Repeat the listing that follows, character for character, minus the pictures.

------ INPUT DATA

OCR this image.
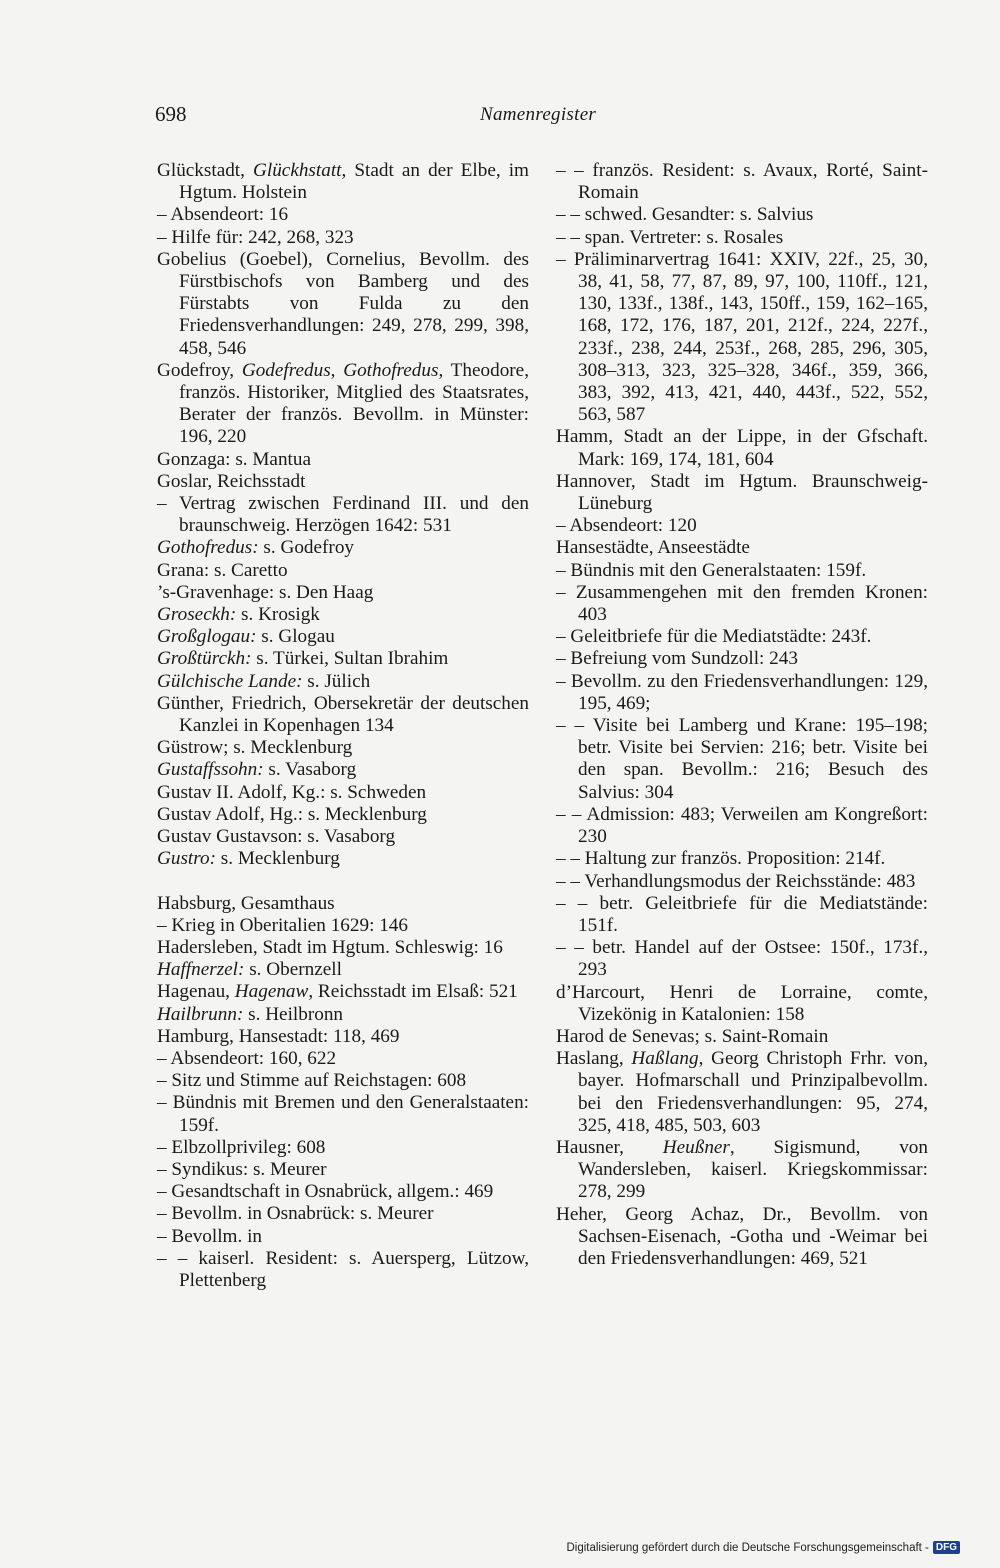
698	Namenregister
Glückstadt, Glückhstatt, Stadt an der Elbe, im Hgtum. Holstein
– Absendeort: 16
– Hilfe für: 242, 268, 323
Gobelius (Goebel), Cornelius, Bevollm. des Fürstbischofs von Bamberg und des Fürstabts von Fulda zu den Friedensverhandlungen: 249, 278, 299, 398, 458, 546
Godefroy, Godefredus, Gothofredus, Theodore, französ. Historiker, Mitglied des Staatsrates, Berater der französ. Bevollm. in Münster: 196, 220
Gonzaga: s. Mantua
Goslar, Reichsstadt
– Vertrag zwischen Ferdinand III. und den braunschweig. Herzögen 1642: 531
Gothofredus: s. Godefroy
Grana: s. Caretto
’s-Gravenhage: s. Den Haag
Groseckh: s. Krosigk
Großglogau: s. Glogau
Großtürckh: s. Türkei, Sultan Ibrahim
Gülchische Lande: s. Jülich
Günther, Friedrich, Obersekretär der deutschen Kanzlei in Kopenhagen 134
Güstrow; s. Mecklenburg
Gustaffssohn: s. Vasaborg
Gustav II. Adolf, Kg.: s. Schweden
Gustav Adolf, Hg.: s. Mecklenburg
Gustav Gustavson: s. Vasaborg
Gustro: s. Mecklenburg
Habsburg, Gesamthaus
– Krieg in Oberitalien 1629: 146
Hadersleben, Stadt im Hgtum. Schleswig: 16
Haffnerzel: s. Obernzell
Hagenau, Hagenaw, Reichsstadt im Elsaß: 521
Hailbrunn: s. Heilbronn
Hamburg, Hansestadt: 118, 469
– Absendeort: 160, 622
– Sitz und Stimme auf Reichstagen: 608
– Bündnis mit Bremen und den Generalstaaten: 159f.
– Elbzollprivileg: 608
– Syndikus: s. Meurer
– Gesandtschaft in Osnabrück, allgem.: 469
– Bevollm. in Osnabrück: s. Meurer
– Bevollm. in
– – kaiserl. Resident: s. Auersperg, Lützow, Plettenberg
– – französ. Resident: s. Avaux, Rorté, Saint-Romain
– – schwed. Gesandter: s. Salvius
– – span. Vertreter: s. Rosales
– Präliminarvertrag 1641: XXIV, 22f., 25, 30, 38, 41, 58, 77, 87, 89, 97, 100, 110ff., 121, 130, 133f., 138f., 143, 150ff., 159, 162–165, 168, 172, 176, 187, 201, 212f., 224, 227f., 233f., 238, 244, 253f., 268, 285, 296, 305, 308–313, 323, 325–328, 346f., 359, 366, 383, 392, 413, 421, 440, 443f., 522, 552, 563, 587
Hamm, Stadt an der Lippe, in der Gfschaft. Mark: 169, 174, 181, 604
Hannover, Stadt im Hgtum. Braunschweig-Lüneburg
– Absendeort: 120
Hansestädte, Anseestädte
– Bündnis mit den Generalstaaten: 159f.
– Zusammengehen mit den fremden Kronen: 403
– Geleitbriefe für die Mediatstädte: 243f.
– Befreiung vom Sundzoll: 243
– Bevollm. zu den Friedensverhandlungen: 129, 195, 469;
– – Visite bei Lamberg und Krane: 195–198; betr. Visite bei Servien: 216; betr. Visite bei den span. Bevollm.: 216; Besuch des Salvius: 304
– – Admission: 483; Verweilen am Kongreßort: 230
– – Haltung zur französ. Proposition: 214f.
– – Verhandlungsmodus der Reichsstände: 483
– – betr. Geleitbriefe für die Mediatstände: 151f.
– – betr. Handel auf der Ostsee: 150f., 173f., 293
d’Harcourt, Henri de Lorraine, comte, Vizekönig in Katalonien: 158
Harod de Senevas; s. Saint-Romain
Haslang, Haßlang, Georg Christoph Frhr. von, bayer. Hofmarschall und Prinzipalbevollm. bei den Friedensverhandlungen: 95, 274, 325, 418, 485, 503, 603
Hausner, Heußner, Sigismund, von Wandersleben, kaiserl. Kriegskommissar: 278, 299
Heher, Georg Achaz, Dr., Bevollm. von Sachsen-Eisenach, -Gotha und -Weimar bei den Friedensverhandlungen: 469, 521
Digitalisierung gefördert durch die Deutsche Forschungsgemeinschaft - DFG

------------

▶ [OUTPUT OF THE TASK]
OCR this image.
698	Namenregister
Glückstadt, Glückhstatt, Stadt an der Elbe, im Hgtum. Holstein
– Absendeort: 16
– Hilfe für: 242, 268, 323
Gobelius (Goebel), Cornelius, Bevollm. des Fürstbischofs von Bamberg und des Fürstabts von Fulda zu den Friedensverhandlungen: 249, 278, 299, 398, 458, 546
Godefroy, Godefredus, Gothofredus, Theodore, französ. Historiker, Mitglied des Staatsrates, Berater der französ. Bevollm. in Münster: 196, 220
Gonzaga: s. Mantua
Goslar, Reichsstadt
– Vertrag zwischen Ferdinand III. und den braunschweig. Herzögen 1642: 531
Gothofredus: s. Godefroy
Grana: s. Caretto
’s-Gravenhage: s. Den Haag
Groseckh: s. Krosigk
Großglogau: s. Glogau
Großtürckh: s. Türkei, Sultan Ibrahim
Gülchische Lande: s. Jülich
Günther, Friedrich, Obersekretär der deutschen Kanzlei in Kopenhagen 134
Güstrow; s. Mecklenburg
Gustaffssohn: s. Vasaborg
Gustav II. Adolf, Kg.: s. Schweden
Gustav Adolf, Hg.: s. Mecklenburg
Gustav Gustavson: s. Vasaborg
Gustro: s. Mecklenburg
Habsburg, Gesamthaus
– Krieg in Oberitalien 1629: 146
Hadersleben, Stadt im Hgtum. Schleswig: 16
Haffnerzel: s. Obernzell
Hagenau, Hagenaw, Reichsstadt im Elsaß: 521
Hailbrunn: s. Heilbronn
Hamburg, Hansestadt: 118, 469
– Absendeort: 160, 622
– Sitz und Stimme auf Reichstagen: 608
– Bündnis mit Bremen und den Generalstaaten: 159f.
– Elbzollprivileg: 608
– Syndikus: s. Meurer
– Gesandtschaft in Osnabrück, allgem.: 469
– Bevollm. in Osnabrück: s. Meurer
– Bevollm. in
– – kaiserl. Resident: s. Auersperg, Lützow, Plettenberg
– – französ. Resident: s. Avaux, Rorté, Saint-Romain
– – schwed. Gesandter: s. Salvius
– – span. Vertreter: s. Rosales
– Präliminarvertrag 1641: XXIV, 22f., 25, 30, 38, 41, 58, 77, 87, 89, 97, 100, 110ff., 121, 130, 133f., 138f., 143, 150ff., 159, 162–165, 168, 172, 176, 187, 201, 212f., 224, 227f., 233f., 238, 244, 253f., 268, 285, 296, 305, 308–313, 323, 325–328, 346f., 359, 366, 383, 392, 413, 421, 440, 443f., 522, 552, 563, 587
Hamm, Stadt an der Lippe, in der Gfschaft. Mark: 169, 174, 181, 604
Hannover, Stadt im Hgtum. Braunschweig-Lüneburg
– Absendeort: 120
Hansestädte, Anseestädte
– Bündnis mit den Generalstaaten: 159f.
– Zusammengehen mit den fremden Kronen: 403
– Geleitbriefe für die Mediatstädte: 243f.
– Befreiung vom Sundzoll: 243
– Bevollm. zu den Friedensverhandlungen: 129, 195, 469;
– – Visite bei Lamberg und Krane: 195–198; betr. Visite bei Servien: 216; betr. Visite bei den span. Bevollm.: 216; Besuch des Salvius: 304
– – Admission: 483; Verweilen am Kongreßort: 230
– – Haltung zur französ. Proposition: 214f.
– – Verhandlungsmodus der Reichsstände: 483
– – betr. Geleitbriefe für die Mediatstände: 151f.
– – betr. Handel auf der Ostsee: 150f., 173f., 293
d’Harcourt, Henri de Lorraine, comte, Vizekönig in Katalonien: 158
Harod de Senevas; s. Saint-Romain
Haslang, Haßlang, Georg Christoph Frhr. von, bayer. Hofmarschall und Prinzipalbevollm. bei den Friedensverhandlungen: 95, 274, 325, 418, 485, 503, 603
Hausner, Heußner, Sigismund, von Wandersleben, kaiserl. Kriegskommissar: 278, 299
Heher, Georg Achaz, Dr., Bevollm. von Sachsen-Eisenach, -Gotha und -Weimar bei den Friedensverhandlungen: 469, 521
Digitalisierung gefördert durch die Deutsche Forschungsgemeinschaft - DFG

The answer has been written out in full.